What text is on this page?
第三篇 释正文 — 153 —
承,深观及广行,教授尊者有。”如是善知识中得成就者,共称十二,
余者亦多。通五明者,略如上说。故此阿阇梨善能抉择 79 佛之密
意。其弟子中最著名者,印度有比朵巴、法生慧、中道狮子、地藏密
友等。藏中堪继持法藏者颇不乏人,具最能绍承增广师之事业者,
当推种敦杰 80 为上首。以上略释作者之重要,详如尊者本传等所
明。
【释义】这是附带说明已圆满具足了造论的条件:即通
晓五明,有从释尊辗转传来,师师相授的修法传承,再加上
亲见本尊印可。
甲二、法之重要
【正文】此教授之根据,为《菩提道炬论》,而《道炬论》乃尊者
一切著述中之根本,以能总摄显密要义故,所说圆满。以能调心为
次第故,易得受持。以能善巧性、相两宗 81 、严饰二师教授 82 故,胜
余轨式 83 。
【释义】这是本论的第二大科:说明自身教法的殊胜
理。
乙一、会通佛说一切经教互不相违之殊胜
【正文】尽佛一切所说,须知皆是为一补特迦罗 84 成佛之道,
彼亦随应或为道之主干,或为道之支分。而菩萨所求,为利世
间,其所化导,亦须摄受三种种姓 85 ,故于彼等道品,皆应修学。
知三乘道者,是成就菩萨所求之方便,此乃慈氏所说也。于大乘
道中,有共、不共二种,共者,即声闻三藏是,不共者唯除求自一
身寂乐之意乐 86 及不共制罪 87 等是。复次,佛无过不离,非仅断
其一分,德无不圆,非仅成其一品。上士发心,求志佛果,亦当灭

______

Task brief | Retype every record above exactly as it appears.

Written reply |
What text is on this page?
第三篇 释正文 — 153 —
承,深观及广行,教授尊者有。”如是善知识中得成就者,共称十二,
余者亦多。通五明者,略如上说。故此阿阇梨善能抉择 79 佛之密
意。其弟子中最著名者,印度有比朵巴、法生慧、中道狮子、地藏密
友等。藏中堪继持法藏者颇不乏人,具最能绍承增广师之事业者,
当推种敦杰 80 为上首。以上略释作者之重要,详如尊者本传等所
明。
【释义】这是附带说明已圆满具足了造论的条件:即通
晓五明,有从释尊辗转传来,师师相授的修法传承,再加上
亲见本尊印可。
甲二、法之重要
【正文】此教授之根据,为《菩提道炬论》,而《道炬论》乃尊者
一切著述中之根本,以能总摄显密要义故,所说圆满。以能调心为
次第故,易得受持。以能善巧性、相两宗 81 、严饰二师教授 82 故,胜
余轨式 83 。
【释义】这是本论的第二大科:说明自身教法的殊胜
理。
乙一、会通佛说一切经教互不相违之殊胜
【正文】尽佛一切所说,须知皆是为一补特迦罗 84 成佛之道,
彼亦随应或为道之主干,或为道之支分。而菩萨所求,为利世
间,其所化导,亦须摄受三种种姓 85 ,故于彼等道品,皆应修学。
知三乘道者,是成就菩萨所求之方便,此乃慈氏所说也。于大乘
道中,有共、不共二种,共者,即声闻三藏是,不共者唯除求自一
身寂乐之意乐 86 及不共制罪 87 等是。复次,佛无过不离,非仅断
其一分,德无不圆,非仅成其一品。上士发心,求志佛果,亦当灭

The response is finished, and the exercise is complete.